Report how many lines below contain the word "stakeholders". Give only the number.

** BEGIN STORED RECORDS **

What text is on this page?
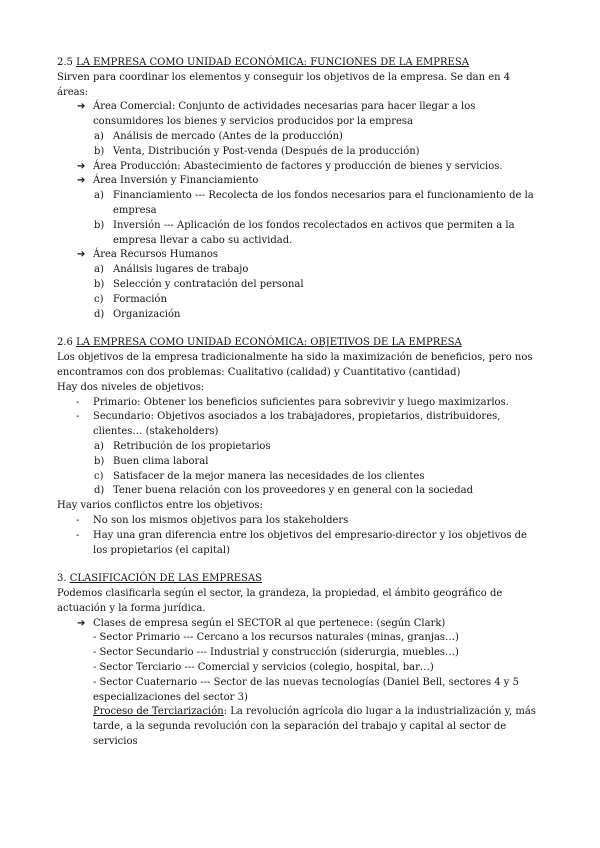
2.5 LA EMPRESA COMO UNIDAD ECONÓMICA: FUNCIONES DE LA EMPRESA
Sirven para coordinar los elementos y conseguir los objetivos de la empresa. Se dan en 4 áreas:
➔ Área Comercial: Conjunto de actividades necesarias para hacer llegar a los consumidores los bienes y servicios producidos por la empresa
a) Análisis de mercado (Antes de la producción)
b) Venta, Distribución y Post-venda (Después de la producción)
➔ Área Producción: Abastecimiento de factores y producción de bienes y servicios.
➔ Área Inversión y Financiamiento
a) Financiamiento --- Recolecta de los fondos necesarios para el funcionamiento de la empresa
b) Inversión --- Aplicación de los fondos recolectados en activos que permiten a la empresa llevar a cabo su actividad.
➔ Área Recursos Humanos
a) Análisis lugares de trabajo
b) Selección y contratación del personal
c) Formación
d) Organización
2.6 LA EMPRESA COMO UNIDAD ECONÓMICA: OBJETIVOS DE LA EMPRESA
Los objetivos de la empresa tradicionalmente ha sido la maximización de beneficios, pero nos encontramos con dos problemas: Cualitativo (calidad) y Cuantitativo (cantidad)
Hay dos niveles de objetivos:
- Primario: Obtener los beneficios suficientes para sobrevivir y luego maximizarlos.
- Secundario: Objetivos asociados a los trabajadores, propietarios, distribuidores, clientes… (stakeholders)
a) Retribución de los propietarios
b) Buen clima laboral
c) Satisfacer de la mejor manera las necesidades de los clientes
d) Tener buena relación con los proveedores y en general con la sociedad
Hay varios conflictos entre los objetivos:
- No son los mismos objetivos para los stakeholders
- Hay una gran diferencia entre los objetivos del empresario-director y los objetivos de los propietarios (el capital)
3. CLASIFICACIÓN DE LAS EMPRESAS
Podemos clasificarla según el sector, la grandeza, la propiedad, el ámbito geográfico de actuación y la forma jurídica.
➔ Clases de empresa según el SECTOR al que pertenece: (según Clark)
- Sector Primario --- Cercano a los recursos naturales (minas, granjas…)
- Sector Secundario --- Industrial y construcción (siderurgia, muebles…)
- Sector Terciario --- Comercial y servicios (colegio, hospital, bar…)
- Sector Cuaternario --- Sector de las nuevas tecnologías (Daniel Bell, sectores 4 y 5 especializaciones del sector 3)
Proceso de Terciarización: La revolución agrícola dio lugar a la industrialización y, más tarde, a la segunda revolución con la separación del trabajo y capital al sector de servicios
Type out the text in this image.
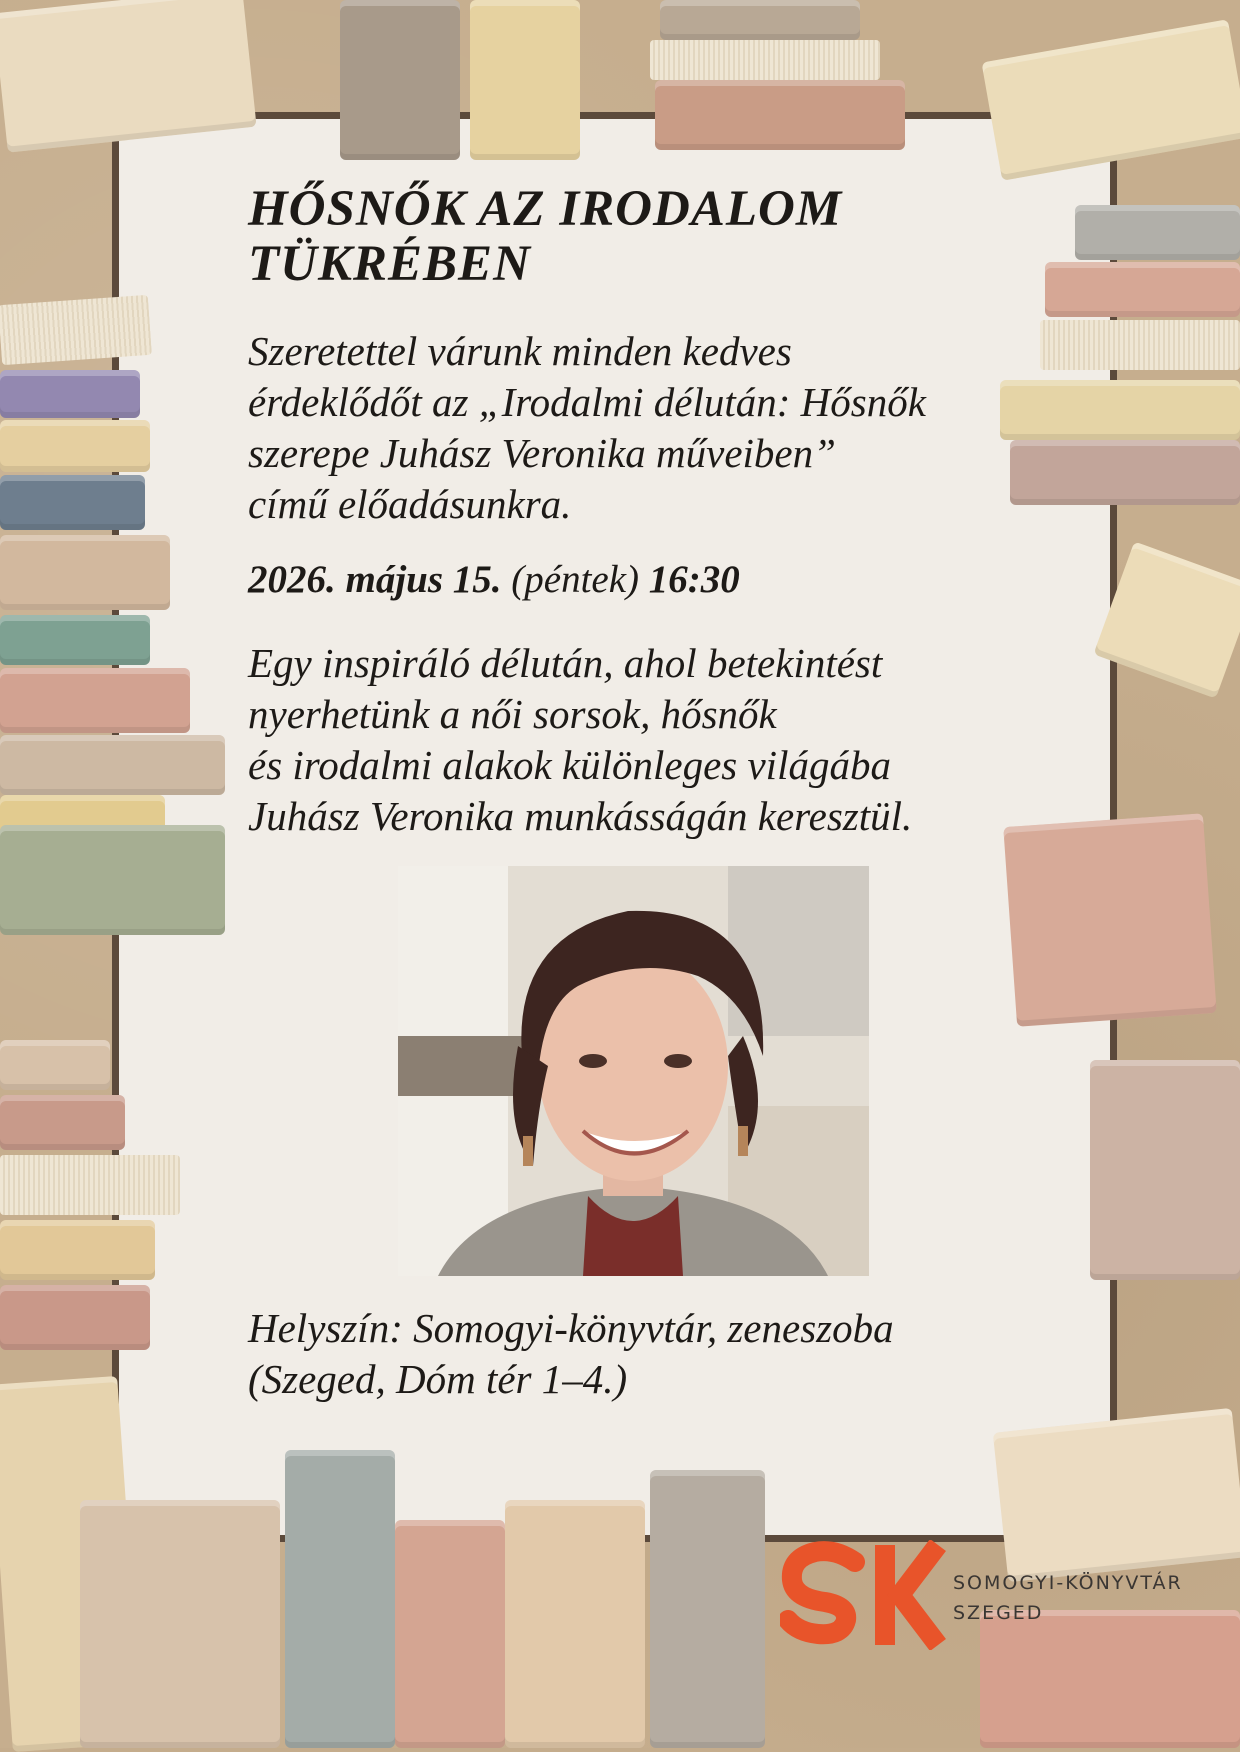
HŐSNŐK AZ IRODALOM
TÜKRÉBEN
Szeretettel várunk minden kedves
érdeklődőt az „Irodalmi délután: Hősnők
szerepe Juhász Veronika műveiben”
című előadásunkra.
2026. május 15. (péntek) 16:30
Egy inspiráló délután, ahol betekintést
nyerhetünk a női sorsok, hősnők
és irodalmi alakok különleges világába
Juhász Veronika munkásságán keresztül.
Helyszín: Somogyi-könyvtár, zeneszoba
(Szeged, Dóm tér 1–4.)
SOMOGYI-KÖNYVTÁR
SZEGED
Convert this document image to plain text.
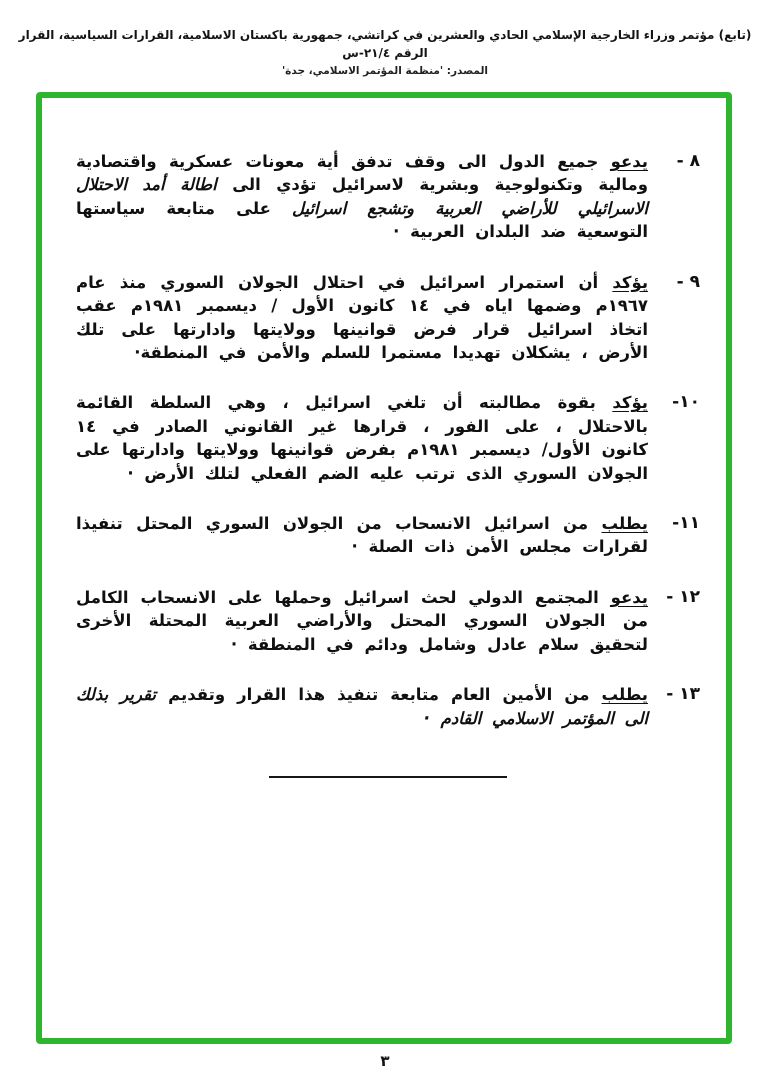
(تابع) مؤتمر وزراء الخارجية الإسلامي الحادي والعشرين في كراتشي، جمهورية باكستان الاسلامية، القرارات السياسية، القرار الرقم ٢١/٤-س
المصدر: 'منظمة المؤتمر الاسلامي، جدة'
٨ -

يدعو جميع الدول الى وقف تدفق أية معونات عسكرية واقتصادية ومالية وتكنولوجية وبشرية لاسرائيل تؤدي الى اطالة أمد الاحتلال الاسرائيلي للأراضي العربية وتشجع اسرائيل على متابعة سياستها التوسعية ضد البلدان العربية ·

٩ -

يؤكد أن استمرار اسرائيل في احتلال الجولان السوري منذ عام ١٩٦٧م وضمها اياه في ١٤ كانون الأول / ديسمبر ١٩٨١م عقب اتخاذ اسرائيل قرار فرض قوانينها وولايتها وادارتها على تلك الأرض ، يشكلان تهديدا مستمرا للسلم والأمن في المنطقة·

١٠-

يؤكد بقوة مطالبته أن تلغي اسرائيل ، وهي السلطة القائمة بالاحتلال ، على الفور ، قرارها غير القانوني الصادر في ١٤ كانون الأول/ ديسمبر ١٩٨١م بفرض قوانينها وولايتها وادارتها على الجولان السوري الذى ترتب عليه الضم الفعلي لتلك الأرض ·

١١-

يطلب من اسرائيل الانسحاب من الجولان السوري المحتل تنفيذا لقرارات مجلس الأمن ذات الصلة ·

١٢ -

يدعو المجتمع الدولي لحث اسرائيل وحملها على الانسحاب الكامل من الجولان السوري المحتل والأراضي العربية المحتلة الأخرى لتحقيق سلام عادل وشامل ودائم في المنطقة ·

١٣ -

يطلب من الأمين العام متابعة تنفيذ هذا القرار وتقديم تقرير بذلك الى المؤتمر الاسلامي القادم ·

٣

** END STORED RECORDS **

EXPECTED ANSWER: 2